Excerpt from a dataset
○ ○ ○ ○
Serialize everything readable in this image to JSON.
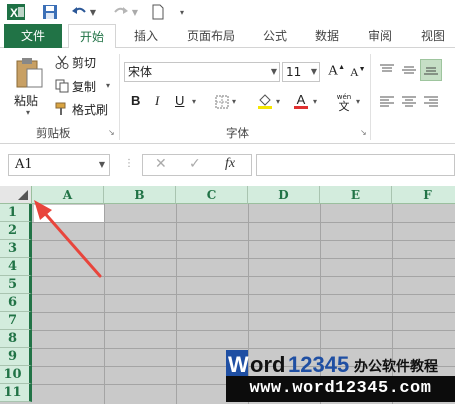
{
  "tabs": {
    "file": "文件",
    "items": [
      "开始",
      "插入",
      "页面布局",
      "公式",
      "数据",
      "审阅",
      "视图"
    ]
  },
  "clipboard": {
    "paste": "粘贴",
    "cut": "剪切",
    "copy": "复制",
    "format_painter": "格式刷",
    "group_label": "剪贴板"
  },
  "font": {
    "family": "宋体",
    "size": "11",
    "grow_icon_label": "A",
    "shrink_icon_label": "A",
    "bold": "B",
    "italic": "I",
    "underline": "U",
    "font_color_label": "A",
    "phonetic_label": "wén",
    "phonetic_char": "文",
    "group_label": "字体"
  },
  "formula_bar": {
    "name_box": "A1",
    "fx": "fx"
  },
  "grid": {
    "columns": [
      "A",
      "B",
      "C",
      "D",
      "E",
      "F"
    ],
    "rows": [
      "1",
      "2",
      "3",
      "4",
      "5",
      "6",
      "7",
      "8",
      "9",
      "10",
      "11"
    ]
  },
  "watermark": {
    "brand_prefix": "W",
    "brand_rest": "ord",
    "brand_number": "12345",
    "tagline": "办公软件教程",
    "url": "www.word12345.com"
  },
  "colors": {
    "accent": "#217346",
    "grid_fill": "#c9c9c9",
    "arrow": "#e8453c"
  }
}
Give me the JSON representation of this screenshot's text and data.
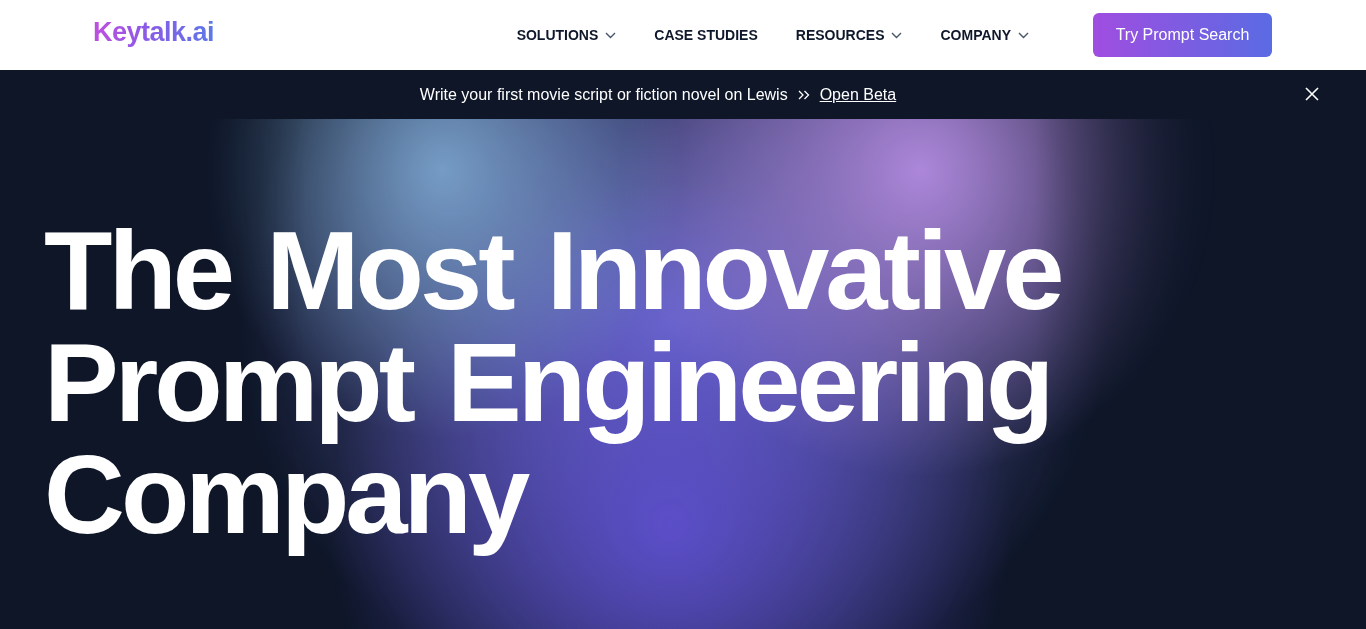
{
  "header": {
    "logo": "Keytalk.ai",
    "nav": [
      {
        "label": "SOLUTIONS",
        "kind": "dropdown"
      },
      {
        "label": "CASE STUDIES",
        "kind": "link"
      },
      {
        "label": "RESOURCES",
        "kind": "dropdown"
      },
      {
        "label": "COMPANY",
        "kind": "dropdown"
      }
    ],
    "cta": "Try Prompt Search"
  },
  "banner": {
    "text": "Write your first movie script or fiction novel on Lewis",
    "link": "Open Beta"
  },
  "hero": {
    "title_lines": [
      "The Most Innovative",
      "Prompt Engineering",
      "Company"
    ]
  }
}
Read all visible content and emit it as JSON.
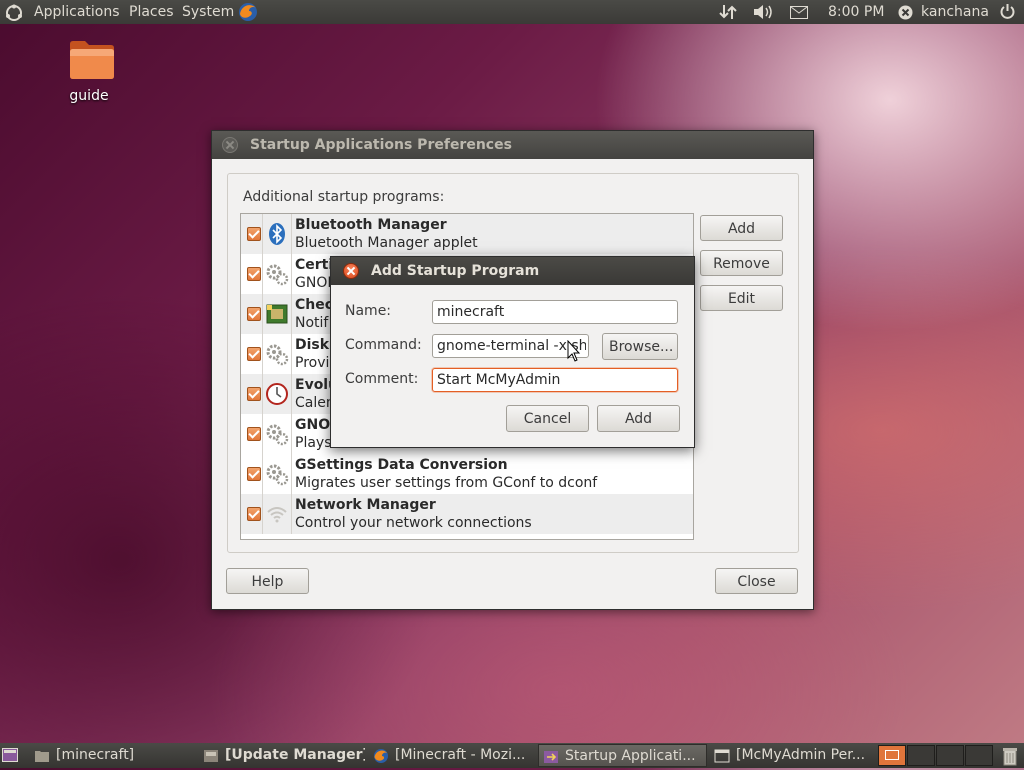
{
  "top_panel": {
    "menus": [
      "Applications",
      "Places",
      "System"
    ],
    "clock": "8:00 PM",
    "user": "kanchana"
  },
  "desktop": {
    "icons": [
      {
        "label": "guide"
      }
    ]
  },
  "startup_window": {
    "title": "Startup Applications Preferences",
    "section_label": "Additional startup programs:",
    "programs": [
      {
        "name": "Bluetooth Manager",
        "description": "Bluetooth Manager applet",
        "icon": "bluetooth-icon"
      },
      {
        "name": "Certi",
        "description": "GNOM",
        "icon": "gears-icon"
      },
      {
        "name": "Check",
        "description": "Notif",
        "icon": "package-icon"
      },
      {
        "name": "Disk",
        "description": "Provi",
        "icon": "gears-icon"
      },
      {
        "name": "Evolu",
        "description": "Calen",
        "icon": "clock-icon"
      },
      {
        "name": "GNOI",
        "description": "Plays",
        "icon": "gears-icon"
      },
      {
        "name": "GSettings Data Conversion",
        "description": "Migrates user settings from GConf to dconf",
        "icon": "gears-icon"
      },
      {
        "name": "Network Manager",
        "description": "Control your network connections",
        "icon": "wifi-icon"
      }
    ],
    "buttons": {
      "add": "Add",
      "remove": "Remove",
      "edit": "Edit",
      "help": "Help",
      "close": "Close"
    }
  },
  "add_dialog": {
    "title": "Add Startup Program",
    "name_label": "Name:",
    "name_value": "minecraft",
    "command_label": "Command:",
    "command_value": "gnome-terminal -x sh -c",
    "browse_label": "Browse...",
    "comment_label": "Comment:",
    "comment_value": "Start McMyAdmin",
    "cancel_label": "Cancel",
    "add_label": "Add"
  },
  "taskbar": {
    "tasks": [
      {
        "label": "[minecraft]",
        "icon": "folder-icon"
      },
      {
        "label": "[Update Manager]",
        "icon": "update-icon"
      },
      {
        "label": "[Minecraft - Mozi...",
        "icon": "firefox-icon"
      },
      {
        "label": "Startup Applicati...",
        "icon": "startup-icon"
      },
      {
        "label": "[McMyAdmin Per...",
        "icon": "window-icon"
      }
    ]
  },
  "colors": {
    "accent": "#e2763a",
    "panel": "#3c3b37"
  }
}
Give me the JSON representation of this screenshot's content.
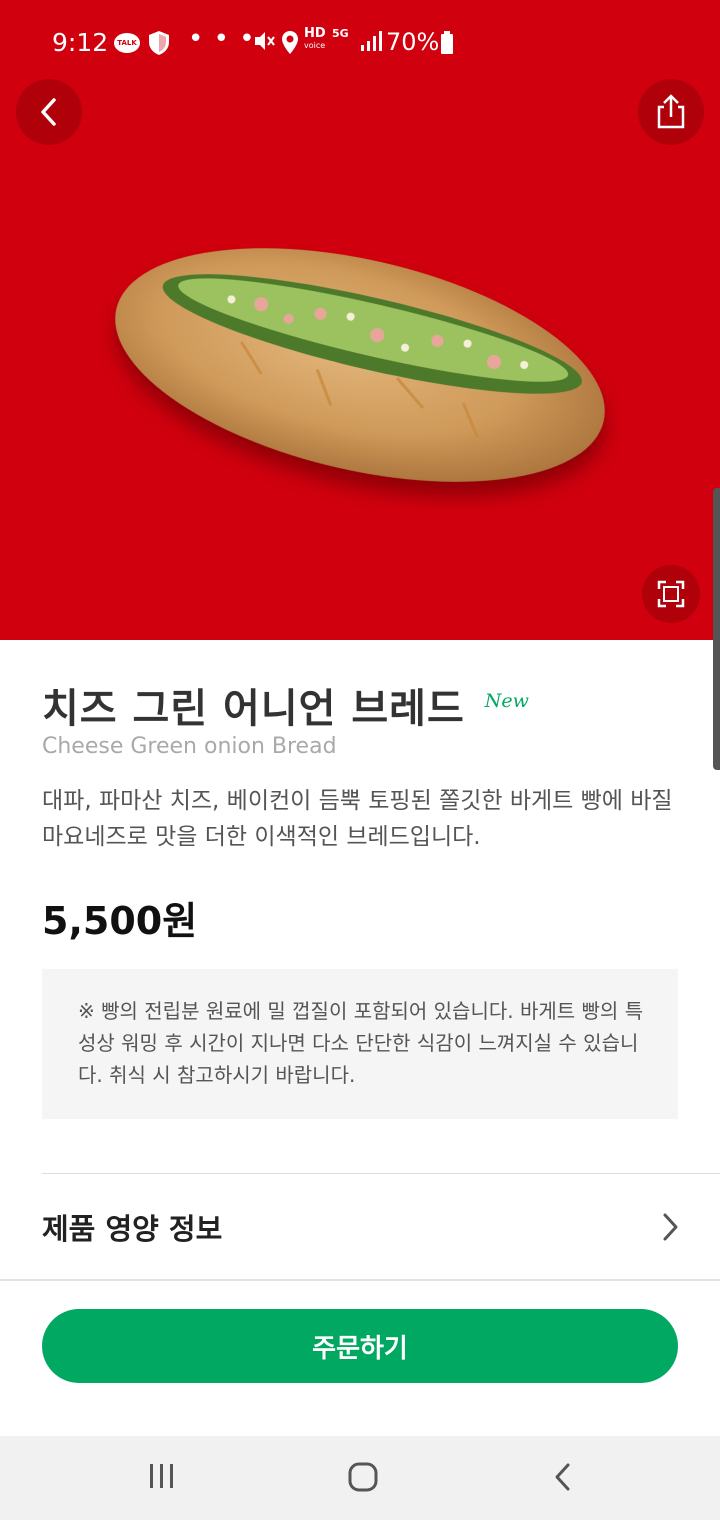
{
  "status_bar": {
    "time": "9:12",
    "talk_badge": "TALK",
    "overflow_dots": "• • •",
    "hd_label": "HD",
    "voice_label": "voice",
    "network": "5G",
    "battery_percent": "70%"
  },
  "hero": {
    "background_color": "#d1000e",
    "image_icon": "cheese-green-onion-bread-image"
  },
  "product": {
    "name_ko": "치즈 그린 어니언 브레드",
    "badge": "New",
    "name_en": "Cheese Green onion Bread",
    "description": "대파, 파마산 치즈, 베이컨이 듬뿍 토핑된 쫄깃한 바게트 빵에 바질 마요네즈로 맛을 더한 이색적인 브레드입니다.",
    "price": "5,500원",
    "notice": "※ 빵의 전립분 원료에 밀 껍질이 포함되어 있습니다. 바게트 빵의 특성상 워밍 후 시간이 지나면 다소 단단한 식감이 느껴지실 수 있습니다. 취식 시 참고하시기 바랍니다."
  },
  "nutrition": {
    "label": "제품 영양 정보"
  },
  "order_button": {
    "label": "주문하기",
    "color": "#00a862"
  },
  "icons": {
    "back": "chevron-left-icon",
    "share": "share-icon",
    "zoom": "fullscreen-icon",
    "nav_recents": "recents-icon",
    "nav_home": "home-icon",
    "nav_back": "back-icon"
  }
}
○ ○ ○ ○
STATED TASK - Do not copy the pictures, but repeat every line exactly.

THE COMPLETED TASK -
Serialize everything readable in this image to JSON.
{
  "tabs": {
    "file": "文件",
    "items": [
      "开始",
      "插入",
      "页面布局",
      "公式",
      "数据",
      "审阅",
      "视图"
    ]
  },
  "clipboard": {
    "paste": "粘贴",
    "cut": "剪切",
    "copy": "复制",
    "format_painter": "格式刷",
    "group_label": "剪贴板"
  },
  "font": {
    "family": "宋体",
    "size": "11",
    "grow_icon_label": "A",
    "shrink_icon_label": "A",
    "bold": "B",
    "italic": "I",
    "underline": "U",
    "font_color_label": "A",
    "phonetic_label": "wén",
    "phonetic_char": "文",
    "group_label": "字体"
  },
  "formula_bar": {
    "name_box": "A1",
    "fx": "fx"
  },
  "grid": {
    "columns": [
      "A",
      "B",
      "C",
      "D",
      "E",
      "F"
    ],
    "rows": [
      "1",
      "2",
      "3",
      "4",
      "5",
      "6",
      "7",
      "8",
      "9",
      "10",
      "11"
    ]
  },
  "watermark": {
    "brand_prefix": "W",
    "brand_rest": "ord",
    "brand_number": "12345",
    "tagline": "办公软件教程",
    "url": "www.word12345.com"
  },
  "colors": {
    "accent": "#217346",
    "grid_fill": "#c9c9c9",
    "arrow": "#e8453c"
  }
}
Give me the JSON representation of this screenshot's text and data.
{
  "header": {
    "logo": "Keytalk.ai",
    "nav": [
      {
        "label": "SOLUTIONS",
        "kind": "dropdown"
      },
      {
        "label": "CASE STUDIES",
        "kind": "link"
      },
      {
        "label": "RESOURCES",
        "kind": "dropdown"
      },
      {
        "label": "COMPANY",
        "kind": "dropdown"
      }
    ],
    "cta": "Try Prompt Search"
  },
  "banner": {
    "text": "Write your first movie script or fiction novel on Lewis",
    "link": "Open Beta"
  },
  "hero": {
    "title_lines": [
      "The Most Innovative",
      "Prompt Engineering",
      "Company"
    ]
  }
}
Read all visible content and emit it as JSON.
{
  "top_panel": {
    "menus": [
      "Applications",
      "Places",
      "System"
    ],
    "clock": "8:00 PM",
    "user": "kanchana"
  },
  "desktop": {
    "icons": [
      {
        "label": "guide"
      }
    ]
  },
  "startup_window": {
    "title": "Startup Applications Preferences",
    "section_label": "Additional startup programs:",
    "programs": [
      {
        "name": "Bluetooth Manager",
        "description": "Bluetooth Manager applet",
        "icon": "bluetooth-icon"
      },
      {
        "name": "Certi",
        "description": "GNOM",
        "icon": "gears-icon"
      },
      {
        "name": "Check",
        "description": "Notif",
        "icon": "package-icon"
      },
      {
        "name": "Disk",
        "description": "Provi",
        "icon": "gears-icon"
      },
      {
        "name": "Evolu",
        "description": "Calen",
        "icon": "clock-icon"
      },
      {
        "name": "GNOI",
        "description": "Plays",
        "icon": "gears-icon"
      },
      {
        "name": "GSettings Data Conversion",
        "description": "Migrates user settings from GConf to dconf",
        "icon": "gears-icon"
      },
      {
        "name": "Network Manager",
        "description": "Control your network connections",
        "icon": "wifi-icon"
      }
    ],
    "buttons": {
      "add": "Add",
      "remove": "Remove",
      "edit": "Edit",
      "help": "Help",
      "close": "Close"
    }
  },
  "add_dialog": {
    "title": "Add Startup Program",
    "name_label": "Name:",
    "name_value": "minecraft",
    "command_label": "Command:",
    "command_value": "gnome-terminal -x sh -c",
    "browse_label": "Browse...",
    "comment_label": "Comment:",
    "comment_value": "Start McMyAdmin",
    "cancel_label": "Cancel",
    "add_label": "Add"
  },
  "taskbar": {
    "tasks": [
      {
        "label": "[minecraft]",
        "icon": "folder-icon"
      },
      {
        "label": "[Update Manager]",
        "icon": "update-icon"
      },
      {
        "label": "[Minecraft - Mozi...",
        "icon": "firefox-icon"
      },
      {
        "label": "Startup Applicati...",
        "icon": "startup-icon"
      },
      {
        "label": "[McMyAdmin Per...",
        "icon": "window-icon"
      }
    ]
  },
  "colors": {
    "accent": "#e2763a",
    "panel": "#3c3b37"
  }
}
Give me the JSON representation of this screenshot's content.
{
  "status_bar": {
    "time": "9:12",
    "talk_badge": "TALK",
    "overflow_dots": "• • •",
    "hd_label": "HD",
    "voice_label": "voice",
    "network": "5G",
    "battery_percent": "70%"
  },
  "hero": {
    "background_color": "#d1000e",
    "image_icon": "cheese-green-onion-bread-image"
  },
  "product": {
    "name_ko": "치즈 그린 어니언 브레드",
    "badge": "New",
    "name_en": "Cheese Green onion Bread",
    "description": "대파, 파마산 치즈, 베이컨이 듬뿍 토핑된 쫄깃한 바게트 빵에 바질 마요네즈로 맛을 더한 이색적인 브레드입니다.",
    "price": "5,500원",
    "notice": "※ 빵의 전립분 원료에 밀 껍질이 포함되어 있습니다. 바게트 빵의 특성상 워밍 후 시간이 지나면 다소 단단한 식감이 느껴지실 수 있습니다. 취식 시 참고하시기 바랍니다."
  },
  "nutrition": {
    "label": "제품 영양 정보"
  },
  "order_button": {
    "label": "주문하기",
    "color": "#00a862"
  },
  "icons": {
    "back": "chevron-left-icon",
    "share": "share-icon",
    "zoom": "fullscreen-icon",
    "nav_recents": "recents-icon",
    "nav_home": "home-icon",
    "nav_back": "back-icon"
  }
}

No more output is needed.